- _Exercises to complete_:
A - Answer these from the passage about push:
(i) Which optional IMAP feature does push pretty well?
(ii) In RIM's BlackBerry setup, where are the details handed when a BlackBerry registers with the carrier?
(iii) With POP3, what do you do to get new messages?
B - Reproduce the passage about push word for word, beginning at the words "Email’s a pretty" and stopping after "mail to download.".

── Passage shown

Push. It’s not just a verb that sends people careening down a flight of stairs. It’s also not just for guys in suits diddling on BlackBerrys. You hear it featured on new iPhone apps every week. So, what is it?
Well, push describes a lot of things. Push is simply an action. Versus, say, pulling. Maybe that’s horribly abstract, so try this: If information shows up on your phone or neural implant or messaging program without you (or your wares) asking for it—that’s push. The info is pushed to you, versus you pulling it from the source. There are tons of ways push can be (and is) used.
Email’s a pretty good starting point for grasping the difference between push and the other stuff. You probably know good ol’ POP3—you log into your mail server and pull down new messages. Maybe it’s on a frequent schedule, so it feels automatic, even instant, but you’re still reaching out to the mail server every time to check and see if there’s new mail to download.
IMAP is a little fancier than POP, where all of your folders and email are the same on all of your computers, phones and other gadgets, and any change you make on one shows up on the other, since it’s all happening on a remote server somewhere. But with the standard setup, it’s still the same deal—your mail program has to log in, see what’s new, and pull it down. IMAP does have a pretty neat trick though, an optional feature called IMAP IDLE, that does push pretty well—it’s what the Palm Pre uses for Gmail, for instance. Essentially, with IMAP IDLE, the mail server can tell whatever mail app that you’ve got new messages waiting, without you (or your app) hammering the refresh button over and over. When the app knows there’s new messages, it connects and pulls them down, so it gives you just about the speed of push, without matching the precise mechanism.
While different systems do things differently (obvs), what true push services have in common is that they generally insert a middleman between you and the information source.
RIM’s setup for the BlackBerry is probably the most sophisticated. When your BlackBerry registers with the carrier (which has to support BlackBerry), the details are handed to RIM’s network operating center, so the NOC knows where to send your mail. The NOC watches your mail server, keeps tabs on the phone’s location, and pushes email through to your phone whenever you get new stuff.

────
── The data

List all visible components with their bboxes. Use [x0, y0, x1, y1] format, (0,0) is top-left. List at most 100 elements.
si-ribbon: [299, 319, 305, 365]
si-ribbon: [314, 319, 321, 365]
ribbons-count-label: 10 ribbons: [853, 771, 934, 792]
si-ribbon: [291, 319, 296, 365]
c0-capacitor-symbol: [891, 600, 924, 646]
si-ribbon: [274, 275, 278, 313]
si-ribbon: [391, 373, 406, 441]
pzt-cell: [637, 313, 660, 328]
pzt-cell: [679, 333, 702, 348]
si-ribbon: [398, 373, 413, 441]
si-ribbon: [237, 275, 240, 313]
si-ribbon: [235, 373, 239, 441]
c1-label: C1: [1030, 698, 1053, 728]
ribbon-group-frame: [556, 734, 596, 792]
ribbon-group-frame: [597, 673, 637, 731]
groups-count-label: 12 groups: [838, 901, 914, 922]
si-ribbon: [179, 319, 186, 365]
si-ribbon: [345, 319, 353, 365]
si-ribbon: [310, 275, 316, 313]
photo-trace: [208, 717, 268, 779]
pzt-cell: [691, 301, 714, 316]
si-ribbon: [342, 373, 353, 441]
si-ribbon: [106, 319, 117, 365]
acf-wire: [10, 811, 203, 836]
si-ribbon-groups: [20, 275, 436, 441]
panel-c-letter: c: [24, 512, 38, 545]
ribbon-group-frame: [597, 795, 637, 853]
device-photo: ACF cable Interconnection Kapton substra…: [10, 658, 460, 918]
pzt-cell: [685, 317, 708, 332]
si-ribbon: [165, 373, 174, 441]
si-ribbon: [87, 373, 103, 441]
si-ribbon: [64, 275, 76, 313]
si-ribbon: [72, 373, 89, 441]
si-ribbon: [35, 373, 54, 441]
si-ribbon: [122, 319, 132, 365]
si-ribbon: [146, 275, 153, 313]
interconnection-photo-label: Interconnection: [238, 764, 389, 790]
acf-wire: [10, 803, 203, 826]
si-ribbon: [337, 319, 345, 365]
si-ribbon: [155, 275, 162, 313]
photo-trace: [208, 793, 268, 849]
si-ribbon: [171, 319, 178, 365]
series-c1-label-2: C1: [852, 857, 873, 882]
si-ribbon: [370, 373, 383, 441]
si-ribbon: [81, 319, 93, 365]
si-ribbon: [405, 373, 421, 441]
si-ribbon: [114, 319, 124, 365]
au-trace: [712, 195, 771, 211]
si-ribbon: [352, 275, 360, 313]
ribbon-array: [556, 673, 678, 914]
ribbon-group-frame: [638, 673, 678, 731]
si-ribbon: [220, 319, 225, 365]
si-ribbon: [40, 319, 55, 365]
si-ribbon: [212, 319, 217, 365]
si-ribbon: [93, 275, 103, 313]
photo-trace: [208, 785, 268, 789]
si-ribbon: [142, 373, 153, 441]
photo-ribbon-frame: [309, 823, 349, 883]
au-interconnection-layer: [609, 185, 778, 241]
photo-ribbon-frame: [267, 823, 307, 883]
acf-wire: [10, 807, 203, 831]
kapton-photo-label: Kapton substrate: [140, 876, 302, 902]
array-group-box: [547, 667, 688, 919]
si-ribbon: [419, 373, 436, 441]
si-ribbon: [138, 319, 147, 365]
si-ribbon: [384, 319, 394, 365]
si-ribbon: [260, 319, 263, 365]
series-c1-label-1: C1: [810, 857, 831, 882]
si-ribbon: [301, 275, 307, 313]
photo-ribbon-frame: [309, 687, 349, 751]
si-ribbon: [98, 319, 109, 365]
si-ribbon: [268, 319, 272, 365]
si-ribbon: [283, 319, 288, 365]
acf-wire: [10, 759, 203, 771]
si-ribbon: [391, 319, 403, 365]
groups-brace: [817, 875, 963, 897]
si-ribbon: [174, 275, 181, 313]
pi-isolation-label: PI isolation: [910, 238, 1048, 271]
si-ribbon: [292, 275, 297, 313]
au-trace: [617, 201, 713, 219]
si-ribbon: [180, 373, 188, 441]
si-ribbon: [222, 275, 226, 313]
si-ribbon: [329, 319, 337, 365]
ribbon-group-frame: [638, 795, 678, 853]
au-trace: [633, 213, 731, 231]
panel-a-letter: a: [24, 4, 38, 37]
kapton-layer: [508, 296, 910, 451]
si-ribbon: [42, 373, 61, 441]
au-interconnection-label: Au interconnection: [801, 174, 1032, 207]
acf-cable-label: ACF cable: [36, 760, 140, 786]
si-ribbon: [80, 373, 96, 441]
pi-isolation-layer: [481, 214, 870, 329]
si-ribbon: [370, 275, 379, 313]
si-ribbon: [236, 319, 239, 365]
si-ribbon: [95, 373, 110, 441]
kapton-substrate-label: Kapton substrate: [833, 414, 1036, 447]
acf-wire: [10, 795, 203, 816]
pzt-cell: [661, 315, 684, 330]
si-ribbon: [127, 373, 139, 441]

────

- _Set of answers_:
A -
(i) IMAP IDLE.
(ii) To RIM's network operating center (the NOC).
(iii) You log into your mail server and pull down new messages.

B -
Email’s a pretty good starting point for grasping the difference between push and the other stuff. You probably know good ol’ POP3—you log into your mail server and pull down new messages. Maybe it’s on a frequent schedule, so it feels automatic, even instant, but you’re still reaching out to the mail server every time to check and see if there’s new mail to download.